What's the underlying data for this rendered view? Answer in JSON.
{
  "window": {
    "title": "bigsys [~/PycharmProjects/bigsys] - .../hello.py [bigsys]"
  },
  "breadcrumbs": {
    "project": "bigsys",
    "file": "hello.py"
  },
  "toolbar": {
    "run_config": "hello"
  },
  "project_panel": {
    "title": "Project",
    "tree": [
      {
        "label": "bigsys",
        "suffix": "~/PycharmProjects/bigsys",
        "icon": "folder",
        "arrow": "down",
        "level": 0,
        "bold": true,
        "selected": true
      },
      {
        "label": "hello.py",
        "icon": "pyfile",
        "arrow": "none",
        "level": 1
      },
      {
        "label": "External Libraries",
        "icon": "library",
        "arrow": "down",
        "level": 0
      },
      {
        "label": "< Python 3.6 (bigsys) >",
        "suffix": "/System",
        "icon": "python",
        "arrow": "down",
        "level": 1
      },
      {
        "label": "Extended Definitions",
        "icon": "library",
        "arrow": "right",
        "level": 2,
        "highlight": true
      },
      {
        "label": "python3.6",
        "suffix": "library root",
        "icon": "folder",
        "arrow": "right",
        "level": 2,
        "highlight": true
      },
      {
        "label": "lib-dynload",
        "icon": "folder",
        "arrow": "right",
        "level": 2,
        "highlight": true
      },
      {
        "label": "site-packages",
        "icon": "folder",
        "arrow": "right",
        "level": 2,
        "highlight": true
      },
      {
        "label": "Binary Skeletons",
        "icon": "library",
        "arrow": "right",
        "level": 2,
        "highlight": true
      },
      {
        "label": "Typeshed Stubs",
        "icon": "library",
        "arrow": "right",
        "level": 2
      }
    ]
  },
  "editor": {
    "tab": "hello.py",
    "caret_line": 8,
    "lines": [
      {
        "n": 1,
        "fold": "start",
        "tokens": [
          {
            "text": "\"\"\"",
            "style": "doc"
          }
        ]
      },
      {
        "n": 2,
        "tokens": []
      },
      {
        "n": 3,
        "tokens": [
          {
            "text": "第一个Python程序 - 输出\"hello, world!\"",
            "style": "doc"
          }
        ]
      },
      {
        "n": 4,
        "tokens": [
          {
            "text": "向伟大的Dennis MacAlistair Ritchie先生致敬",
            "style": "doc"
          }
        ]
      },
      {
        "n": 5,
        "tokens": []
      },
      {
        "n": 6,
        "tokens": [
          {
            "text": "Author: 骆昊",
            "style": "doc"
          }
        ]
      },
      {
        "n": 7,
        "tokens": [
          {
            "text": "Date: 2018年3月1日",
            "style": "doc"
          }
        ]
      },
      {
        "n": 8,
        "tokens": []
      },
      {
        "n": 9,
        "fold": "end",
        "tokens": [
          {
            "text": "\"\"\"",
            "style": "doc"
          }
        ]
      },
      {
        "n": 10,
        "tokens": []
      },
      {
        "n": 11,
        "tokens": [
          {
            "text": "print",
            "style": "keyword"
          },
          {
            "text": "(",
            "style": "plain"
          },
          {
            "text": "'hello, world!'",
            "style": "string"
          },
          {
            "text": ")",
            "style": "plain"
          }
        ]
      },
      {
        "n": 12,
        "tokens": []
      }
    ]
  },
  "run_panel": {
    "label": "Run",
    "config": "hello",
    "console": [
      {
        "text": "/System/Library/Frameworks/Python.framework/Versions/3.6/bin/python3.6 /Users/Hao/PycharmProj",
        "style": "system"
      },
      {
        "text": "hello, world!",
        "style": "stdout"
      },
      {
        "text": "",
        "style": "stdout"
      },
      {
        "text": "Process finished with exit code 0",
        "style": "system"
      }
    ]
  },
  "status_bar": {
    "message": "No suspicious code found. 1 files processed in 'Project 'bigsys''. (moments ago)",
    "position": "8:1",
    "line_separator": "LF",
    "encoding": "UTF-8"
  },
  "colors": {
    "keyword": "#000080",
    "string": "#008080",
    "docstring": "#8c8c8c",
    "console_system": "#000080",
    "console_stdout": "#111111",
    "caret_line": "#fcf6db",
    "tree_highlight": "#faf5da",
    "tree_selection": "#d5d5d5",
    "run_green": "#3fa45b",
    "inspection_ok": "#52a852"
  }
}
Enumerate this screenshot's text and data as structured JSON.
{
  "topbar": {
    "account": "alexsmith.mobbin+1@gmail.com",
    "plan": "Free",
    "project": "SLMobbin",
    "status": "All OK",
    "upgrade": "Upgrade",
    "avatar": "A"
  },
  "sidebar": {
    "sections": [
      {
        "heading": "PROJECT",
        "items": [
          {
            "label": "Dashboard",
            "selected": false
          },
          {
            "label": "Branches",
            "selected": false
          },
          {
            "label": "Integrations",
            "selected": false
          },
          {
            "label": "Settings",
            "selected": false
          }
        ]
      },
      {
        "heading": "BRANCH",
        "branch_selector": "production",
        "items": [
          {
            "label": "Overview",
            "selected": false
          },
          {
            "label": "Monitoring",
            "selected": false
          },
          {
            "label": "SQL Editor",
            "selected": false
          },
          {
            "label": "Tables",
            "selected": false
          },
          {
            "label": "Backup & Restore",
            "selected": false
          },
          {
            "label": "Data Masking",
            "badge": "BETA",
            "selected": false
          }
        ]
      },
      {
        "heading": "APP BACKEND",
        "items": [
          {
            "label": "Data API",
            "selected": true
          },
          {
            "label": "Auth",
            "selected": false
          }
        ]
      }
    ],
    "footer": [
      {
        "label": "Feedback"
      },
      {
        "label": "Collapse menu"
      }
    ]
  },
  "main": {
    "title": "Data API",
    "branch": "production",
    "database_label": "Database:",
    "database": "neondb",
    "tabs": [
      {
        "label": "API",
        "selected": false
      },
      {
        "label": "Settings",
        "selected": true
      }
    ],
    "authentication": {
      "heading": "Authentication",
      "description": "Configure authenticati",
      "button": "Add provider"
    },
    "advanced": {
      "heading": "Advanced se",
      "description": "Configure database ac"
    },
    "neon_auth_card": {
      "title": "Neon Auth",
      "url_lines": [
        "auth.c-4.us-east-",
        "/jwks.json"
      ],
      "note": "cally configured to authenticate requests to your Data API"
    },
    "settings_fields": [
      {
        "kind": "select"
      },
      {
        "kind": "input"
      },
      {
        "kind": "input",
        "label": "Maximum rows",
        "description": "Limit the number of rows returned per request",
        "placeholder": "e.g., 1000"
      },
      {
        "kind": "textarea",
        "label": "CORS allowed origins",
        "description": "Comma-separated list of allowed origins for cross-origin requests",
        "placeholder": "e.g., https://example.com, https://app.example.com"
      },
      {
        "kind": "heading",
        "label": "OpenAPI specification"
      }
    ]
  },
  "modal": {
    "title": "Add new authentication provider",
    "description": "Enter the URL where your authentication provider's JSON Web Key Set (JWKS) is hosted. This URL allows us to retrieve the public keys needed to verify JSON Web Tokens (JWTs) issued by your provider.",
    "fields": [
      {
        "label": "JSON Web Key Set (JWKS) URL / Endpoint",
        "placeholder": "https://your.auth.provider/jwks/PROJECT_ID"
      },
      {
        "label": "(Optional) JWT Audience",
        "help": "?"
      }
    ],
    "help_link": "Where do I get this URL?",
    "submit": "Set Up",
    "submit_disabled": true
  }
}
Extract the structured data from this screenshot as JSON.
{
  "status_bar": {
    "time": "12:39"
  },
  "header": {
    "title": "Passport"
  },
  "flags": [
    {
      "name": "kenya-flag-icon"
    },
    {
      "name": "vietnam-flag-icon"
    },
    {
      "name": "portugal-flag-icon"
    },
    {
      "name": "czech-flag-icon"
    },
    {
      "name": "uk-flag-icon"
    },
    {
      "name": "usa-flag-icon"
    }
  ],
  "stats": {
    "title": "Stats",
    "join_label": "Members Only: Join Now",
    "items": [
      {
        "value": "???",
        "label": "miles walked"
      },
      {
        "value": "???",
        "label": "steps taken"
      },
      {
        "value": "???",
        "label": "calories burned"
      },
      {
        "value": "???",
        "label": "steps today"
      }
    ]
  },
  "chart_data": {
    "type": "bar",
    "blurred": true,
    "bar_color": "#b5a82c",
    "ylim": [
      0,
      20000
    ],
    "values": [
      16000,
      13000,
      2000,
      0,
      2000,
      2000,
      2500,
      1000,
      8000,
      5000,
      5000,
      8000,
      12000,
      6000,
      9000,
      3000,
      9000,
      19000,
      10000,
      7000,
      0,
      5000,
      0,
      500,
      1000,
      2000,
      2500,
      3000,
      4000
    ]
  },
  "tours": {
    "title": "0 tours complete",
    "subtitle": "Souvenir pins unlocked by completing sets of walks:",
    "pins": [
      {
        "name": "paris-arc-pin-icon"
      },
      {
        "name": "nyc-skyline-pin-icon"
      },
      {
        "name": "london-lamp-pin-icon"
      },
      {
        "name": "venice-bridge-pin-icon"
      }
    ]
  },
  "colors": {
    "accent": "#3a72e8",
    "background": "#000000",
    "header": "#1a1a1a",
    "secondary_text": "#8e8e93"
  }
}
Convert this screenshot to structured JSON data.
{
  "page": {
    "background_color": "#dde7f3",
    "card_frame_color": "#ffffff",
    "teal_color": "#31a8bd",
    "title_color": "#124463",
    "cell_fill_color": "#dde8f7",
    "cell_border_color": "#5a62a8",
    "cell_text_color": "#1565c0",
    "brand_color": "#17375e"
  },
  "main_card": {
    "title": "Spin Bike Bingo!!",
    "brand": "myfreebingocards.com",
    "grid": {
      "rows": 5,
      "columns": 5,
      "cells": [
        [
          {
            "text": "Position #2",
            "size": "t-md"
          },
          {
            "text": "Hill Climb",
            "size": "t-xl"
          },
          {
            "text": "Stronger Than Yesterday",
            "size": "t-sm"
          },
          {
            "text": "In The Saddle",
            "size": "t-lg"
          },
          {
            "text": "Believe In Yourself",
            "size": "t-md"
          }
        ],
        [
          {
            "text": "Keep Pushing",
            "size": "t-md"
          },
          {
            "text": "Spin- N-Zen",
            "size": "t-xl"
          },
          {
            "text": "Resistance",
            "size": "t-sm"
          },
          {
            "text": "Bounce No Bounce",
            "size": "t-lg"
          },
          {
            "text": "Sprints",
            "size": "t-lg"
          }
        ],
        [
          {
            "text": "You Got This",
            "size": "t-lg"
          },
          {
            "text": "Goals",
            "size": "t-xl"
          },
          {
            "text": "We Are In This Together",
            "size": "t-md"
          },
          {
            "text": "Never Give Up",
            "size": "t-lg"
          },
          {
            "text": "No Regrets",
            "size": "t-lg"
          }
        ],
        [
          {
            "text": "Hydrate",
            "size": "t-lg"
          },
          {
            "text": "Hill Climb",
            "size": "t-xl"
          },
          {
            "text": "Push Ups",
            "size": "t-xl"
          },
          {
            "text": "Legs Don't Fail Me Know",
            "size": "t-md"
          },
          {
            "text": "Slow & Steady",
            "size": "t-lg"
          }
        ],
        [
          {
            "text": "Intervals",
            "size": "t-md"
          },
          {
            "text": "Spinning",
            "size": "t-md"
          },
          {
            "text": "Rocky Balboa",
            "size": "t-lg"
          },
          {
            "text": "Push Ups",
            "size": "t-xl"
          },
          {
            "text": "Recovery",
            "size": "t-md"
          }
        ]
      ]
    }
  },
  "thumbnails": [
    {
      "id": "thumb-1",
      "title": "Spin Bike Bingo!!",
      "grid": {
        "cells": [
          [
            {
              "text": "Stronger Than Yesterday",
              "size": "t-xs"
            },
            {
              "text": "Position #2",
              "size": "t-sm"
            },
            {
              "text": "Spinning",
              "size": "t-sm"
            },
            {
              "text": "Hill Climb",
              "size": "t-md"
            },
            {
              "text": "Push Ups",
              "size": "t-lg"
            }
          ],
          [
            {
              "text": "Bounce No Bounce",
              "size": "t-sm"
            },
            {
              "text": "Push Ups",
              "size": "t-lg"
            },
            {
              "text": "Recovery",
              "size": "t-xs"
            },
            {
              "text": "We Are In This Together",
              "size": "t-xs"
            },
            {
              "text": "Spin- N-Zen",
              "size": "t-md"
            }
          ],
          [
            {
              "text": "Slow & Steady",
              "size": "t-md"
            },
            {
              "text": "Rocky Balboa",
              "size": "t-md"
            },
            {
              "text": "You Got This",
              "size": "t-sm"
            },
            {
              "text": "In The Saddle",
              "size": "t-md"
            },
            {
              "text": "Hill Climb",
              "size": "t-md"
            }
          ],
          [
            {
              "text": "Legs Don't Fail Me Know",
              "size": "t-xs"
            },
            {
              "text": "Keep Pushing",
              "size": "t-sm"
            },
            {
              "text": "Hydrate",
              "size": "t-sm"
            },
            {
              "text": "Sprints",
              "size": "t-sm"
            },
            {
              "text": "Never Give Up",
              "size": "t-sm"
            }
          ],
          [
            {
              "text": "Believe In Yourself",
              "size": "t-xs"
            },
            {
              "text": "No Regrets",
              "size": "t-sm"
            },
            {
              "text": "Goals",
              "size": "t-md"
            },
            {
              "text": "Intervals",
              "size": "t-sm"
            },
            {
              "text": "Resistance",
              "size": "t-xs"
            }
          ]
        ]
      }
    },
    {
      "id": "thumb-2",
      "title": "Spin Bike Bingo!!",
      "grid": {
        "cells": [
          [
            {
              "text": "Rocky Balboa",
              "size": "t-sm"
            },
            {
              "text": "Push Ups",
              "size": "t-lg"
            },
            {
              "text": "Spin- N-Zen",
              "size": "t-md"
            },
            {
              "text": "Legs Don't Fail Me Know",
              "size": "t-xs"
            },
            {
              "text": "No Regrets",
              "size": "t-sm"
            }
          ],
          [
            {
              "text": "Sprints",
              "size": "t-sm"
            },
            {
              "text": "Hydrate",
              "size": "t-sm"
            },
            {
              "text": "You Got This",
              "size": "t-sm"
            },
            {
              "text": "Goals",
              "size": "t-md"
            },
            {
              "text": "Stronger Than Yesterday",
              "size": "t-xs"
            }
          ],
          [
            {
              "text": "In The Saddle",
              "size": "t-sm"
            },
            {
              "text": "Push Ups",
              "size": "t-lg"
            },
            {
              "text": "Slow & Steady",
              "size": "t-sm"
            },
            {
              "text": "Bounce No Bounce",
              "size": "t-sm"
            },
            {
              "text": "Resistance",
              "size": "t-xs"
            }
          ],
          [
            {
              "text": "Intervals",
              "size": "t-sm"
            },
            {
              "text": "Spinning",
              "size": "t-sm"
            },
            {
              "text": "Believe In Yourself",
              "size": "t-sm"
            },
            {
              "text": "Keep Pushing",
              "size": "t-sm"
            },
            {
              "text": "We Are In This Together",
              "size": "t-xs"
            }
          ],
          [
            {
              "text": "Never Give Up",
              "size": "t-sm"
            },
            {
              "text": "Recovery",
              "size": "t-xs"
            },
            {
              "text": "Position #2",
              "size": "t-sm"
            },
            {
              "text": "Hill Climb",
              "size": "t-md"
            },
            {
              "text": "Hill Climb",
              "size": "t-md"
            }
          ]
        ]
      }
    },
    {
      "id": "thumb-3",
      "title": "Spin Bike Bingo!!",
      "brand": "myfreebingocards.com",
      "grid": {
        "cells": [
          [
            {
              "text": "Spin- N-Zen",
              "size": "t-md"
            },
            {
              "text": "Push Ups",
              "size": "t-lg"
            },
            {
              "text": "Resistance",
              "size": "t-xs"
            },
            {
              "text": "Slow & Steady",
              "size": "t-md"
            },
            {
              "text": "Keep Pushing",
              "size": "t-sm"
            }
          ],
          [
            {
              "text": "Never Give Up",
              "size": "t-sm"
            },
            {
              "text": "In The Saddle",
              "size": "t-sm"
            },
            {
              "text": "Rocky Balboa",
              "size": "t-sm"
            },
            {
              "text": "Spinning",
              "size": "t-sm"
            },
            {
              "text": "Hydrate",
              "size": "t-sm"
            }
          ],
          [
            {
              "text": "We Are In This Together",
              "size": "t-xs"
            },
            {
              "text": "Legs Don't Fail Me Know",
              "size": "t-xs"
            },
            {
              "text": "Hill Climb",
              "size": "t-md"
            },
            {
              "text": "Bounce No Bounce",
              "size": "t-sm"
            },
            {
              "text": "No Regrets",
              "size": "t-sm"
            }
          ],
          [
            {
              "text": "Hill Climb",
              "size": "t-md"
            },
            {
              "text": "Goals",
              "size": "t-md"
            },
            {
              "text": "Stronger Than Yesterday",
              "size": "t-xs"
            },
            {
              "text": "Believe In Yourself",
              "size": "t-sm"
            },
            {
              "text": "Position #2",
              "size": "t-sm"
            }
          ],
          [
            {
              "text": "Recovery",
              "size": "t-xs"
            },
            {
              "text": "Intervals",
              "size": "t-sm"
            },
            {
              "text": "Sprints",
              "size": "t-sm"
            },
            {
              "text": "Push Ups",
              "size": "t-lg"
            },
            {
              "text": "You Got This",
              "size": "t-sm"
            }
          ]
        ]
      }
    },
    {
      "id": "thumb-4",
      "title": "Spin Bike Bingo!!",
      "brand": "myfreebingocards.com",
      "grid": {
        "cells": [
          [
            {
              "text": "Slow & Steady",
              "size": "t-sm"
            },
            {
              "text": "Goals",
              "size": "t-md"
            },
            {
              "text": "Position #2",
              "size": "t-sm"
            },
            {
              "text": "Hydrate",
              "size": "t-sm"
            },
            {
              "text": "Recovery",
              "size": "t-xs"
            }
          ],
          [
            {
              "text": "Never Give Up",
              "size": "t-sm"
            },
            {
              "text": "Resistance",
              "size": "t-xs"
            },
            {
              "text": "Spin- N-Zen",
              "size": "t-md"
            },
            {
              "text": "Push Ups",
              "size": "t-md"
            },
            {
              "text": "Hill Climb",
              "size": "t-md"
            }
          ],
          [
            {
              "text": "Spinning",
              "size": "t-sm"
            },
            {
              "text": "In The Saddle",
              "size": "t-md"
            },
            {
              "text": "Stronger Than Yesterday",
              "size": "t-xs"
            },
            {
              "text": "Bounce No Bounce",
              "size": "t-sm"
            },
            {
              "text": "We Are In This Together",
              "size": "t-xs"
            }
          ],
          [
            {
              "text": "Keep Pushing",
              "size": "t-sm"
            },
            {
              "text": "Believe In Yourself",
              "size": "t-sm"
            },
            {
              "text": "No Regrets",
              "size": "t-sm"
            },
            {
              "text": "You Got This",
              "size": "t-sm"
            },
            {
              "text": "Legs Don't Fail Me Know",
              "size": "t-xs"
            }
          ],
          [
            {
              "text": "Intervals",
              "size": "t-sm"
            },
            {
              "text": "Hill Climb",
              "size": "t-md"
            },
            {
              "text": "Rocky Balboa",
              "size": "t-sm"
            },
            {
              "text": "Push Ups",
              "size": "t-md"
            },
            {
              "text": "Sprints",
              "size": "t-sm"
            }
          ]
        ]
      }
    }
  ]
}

=== EXERCISE DIRECTIONS ===
Give the number of lines that hold the word "structured" in these records, with nothing added.

=== SOLUTION ===
3